Show all lines of the listing that hold the word "source".

━━━━━ Data shown ━━━━━

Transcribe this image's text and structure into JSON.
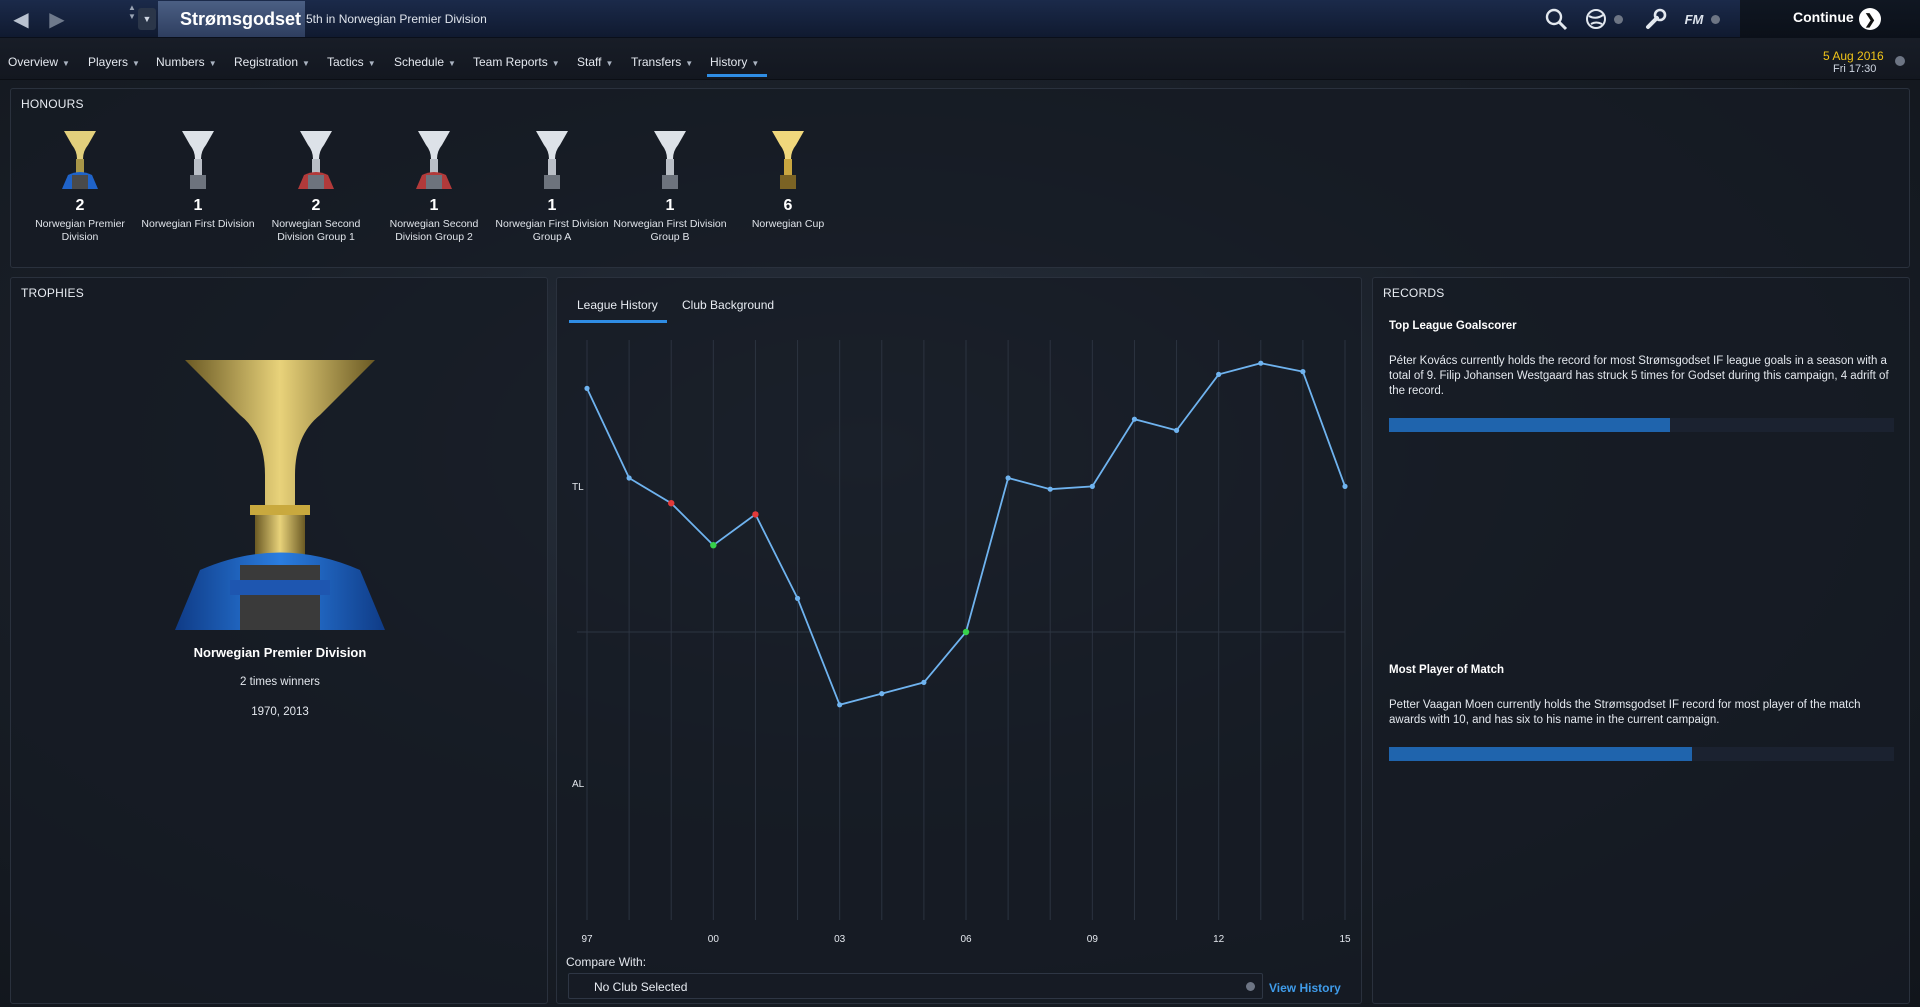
{
  "topbar": {
    "club_name": "Strømsgodset",
    "club_subtitle": "5th in Norwegian Premier Division",
    "continue_label": "Continue",
    "fm_label": "FM"
  },
  "menu": {
    "items": [
      "Overview",
      "Players",
      "Numbers",
      "Registration",
      "Tactics",
      "Schedule",
      "Team Reports",
      "Staff",
      "Transfers",
      "History"
    ],
    "active": "History"
  },
  "date": {
    "main": "5 Aug 2016",
    "sub": "Fri 17:30"
  },
  "honours": {
    "title": "HONOURS",
    "items": [
      {
        "count": "2",
        "name": "Norwegian Premier Division",
        "cup": "gold-blue"
      },
      {
        "count": "1",
        "name": "Norwegian First Division",
        "cup": "silver"
      },
      {
        "count": "2",
        "name": "Norwegian Second Division Group 1",
        "cup": "silver-red"
      },
      {
        "count": "1",
        "name": "Norwegian Second Division Group 2",
        "cup": "silver-red"
      },
      {
        "count": "1",
        "name": "Norwegian First Division Group A",
        "cup": "silver"
      },
      {
        "count": "1",
        "name": "Norwegian First Division Group B",
        "cup": "silver"
      },
      {
        "count": "6",
        "name": "Norwegian Cup",
        "cup": "gold"
      }
    ]
  },
  "trophies": {
    "title": "TROPHIES",
    "name": "Norwegian Premier Division",
    "wins": "2 times winners",
    "years": "1970, 2013"
  },
  "history_tabs": {
    "league_history": "League History",
    "club_background": "Club Background"
  },
  "chart_data": {
    "type": "line",
    "x_tick_labels": [
      "97",
      "00",
      "03",
      "06",
      "09",
      "12",
      "15"
    ],
    "y_band_labels": [
      "TL",
      "AL"
    ],
    "series": [
      {
        "x": [
          1997,
          1998,
          1999,
          2000,
          2001,
          2002,
          2003,
          2004,
          2005,
          2006,
          2007,
          2008,
          2009,
          2010,
          2011,
          2012,
          2013,
          2014,
          2015
        ],
        "y": [
          0.87,
          0.55,
          0.46,
          0.31,
          0.42,
          0.12,
          -0.26,
          -0.22,
          -0.18,
          0.0,
          0.55,
          0.51,
          0.52,
          0.76,
          0.72,
          0.92,
          0.96,
          0.93,
          0.52
        ],
        "markers": [
          "",
          "",
          "red",
          "green",
          "red",
          "",
          "",
          "",
          "",
          "green",
          "",
          "",
          "",
          "",
          "",
          "",
          "",
          "",
          ""
        ]
      }
    ],
    "color": "#6fb3ef"
  },
  "compare": {
    "label": "Compare With:",
    "value": "No Club Selected",
    "view_history": "View History"
  },
  "records": {
    "title": "RECORDS",
    "items": [
      {
        "heading": "Top League Goalscorer",
        "text": "Péter Kovács currently holds the record for most Strømsgodset IF league goals in a season with a total of 9. Filip Johansen Westgaard has struck 5 times for Godset during this campaign, 4 adrift of the record.",
        "progress": 0.556
      },
      {
        "heading": "Most Player of Match",
        "text": "Petter Vaagan Moen currently holds the Strømsgodset IF record for most player of the match awards with 10, and has six to his name in the current campaign.",
        "progress": 0.6
      }
    ]
  }
}
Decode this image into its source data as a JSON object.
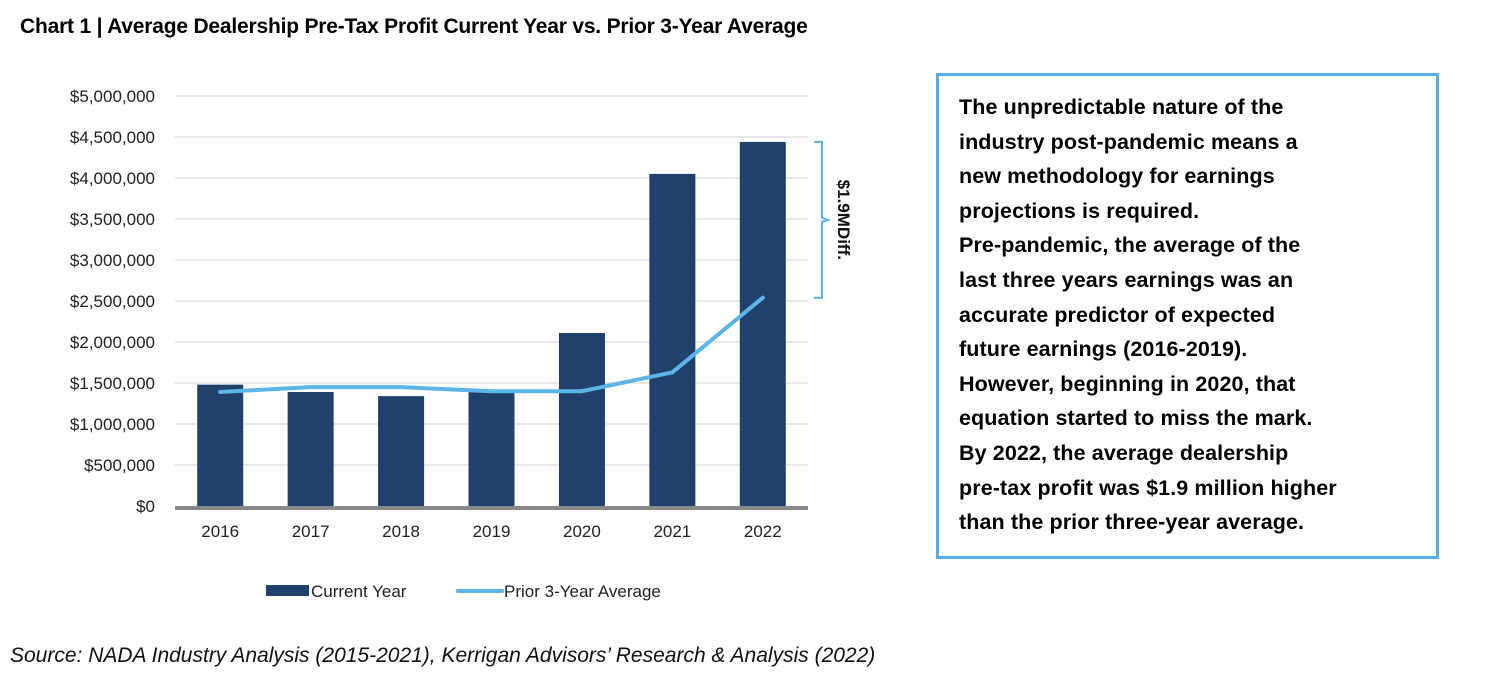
{
  "title": "Chart 1 | Average Dealership Pre-Tax Profit Current Year vs. Prior 3-Year Average",
  "colors": {
    "bar": "#1f416c",
    "line": "#5cb4e8",
    "grid": "#dcdcdc",
    "axis": "#888888",
    "box_border": "#55aee6"
  },
  "chart_data": {
    "type": "bar",
    "title": "Average Dealership Pre-Tax Profit Current Year vs. Prior 3-Year Average",
    "xlabel": "",
    "ylabel": "",
    "categories": [
      "2016",
      "2017",
      "2018",
      "2019",
      "2020",
      "2021",
      "2022"
    ],
    "series": [
      {
        "name": "Current Year",
        "type": "bar",
        "values": [
          1480000,
          1390000,
          1340000,
          1390000,
          2110000,
          4050000,
          4440000
        ]
      },
      {
        "name": "Prior 3-Year Average",
        "type": "line",
        "values": [
          1390000,
          1450000,
          1450000,
          1400000,
          1400000,
          1630000,
          2540000
        ]
      }
    ],
    "ylim": [
      0,
      5000000
    ],
    "yticks": [
      0,
      500000,
      1000000,
      1500000,
      2000000,
      2500000,
      3000000,
      3500000,
      4000000,
      4500000,
      5000000
    ],
    "ytick_labels": [
      "$0",
      "$500,000",
      "$1,000,000",
      "$1,500,000",
      "$2,000,000",
      "$2,500,000",
      "$3,000,000",
      "$3,500,000",
      "$4,000,000",
      "$4,500,000",
      "$5,000,000"
    ],
    "grid": true,
    "legend": {
      "placement": "bottom",
      "entries": [
        "Current Year",
        "Prior 3-Year Average"
      ]
    },
    "annotations": [
      {
        "text": "$1.9MDiff.",
        "type": "bracket",
        "category": "2022",
        "from_value": 2540000,
        "to_value": 4440000
      }
    ]
  },
  "text_box": {
    "lines": [
      "The unpredictable nature of the",
      "industry post-pandemic means a",
      "new methodology for earnings",
      "projections is required.",
      "Pre-pandemic, the average of the",
      "last three years earnings was an",
      "accurate predictor of expected",
      "future earnings (2016-2019).",
      "However, beginning in 2020, that",
      "equation started to miss the mark.",
      "By 2022, the average dealership",
      "pre-tax profit was $1.9 million higher",
      "than the prior three-year average."
    ]
  },
  "source": "Source: NADA Industry Analysis (2015-2021), Kerrigan Advisors’ Research & Analysis (2022)"
}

━━━━━

**Answer for the task**
Decode this image into its source data as a JSON object.
  "source": "Source: NADA Industry Analysis (2015-2021), Kerrigan Advisors’ Research & Analysis (2022)"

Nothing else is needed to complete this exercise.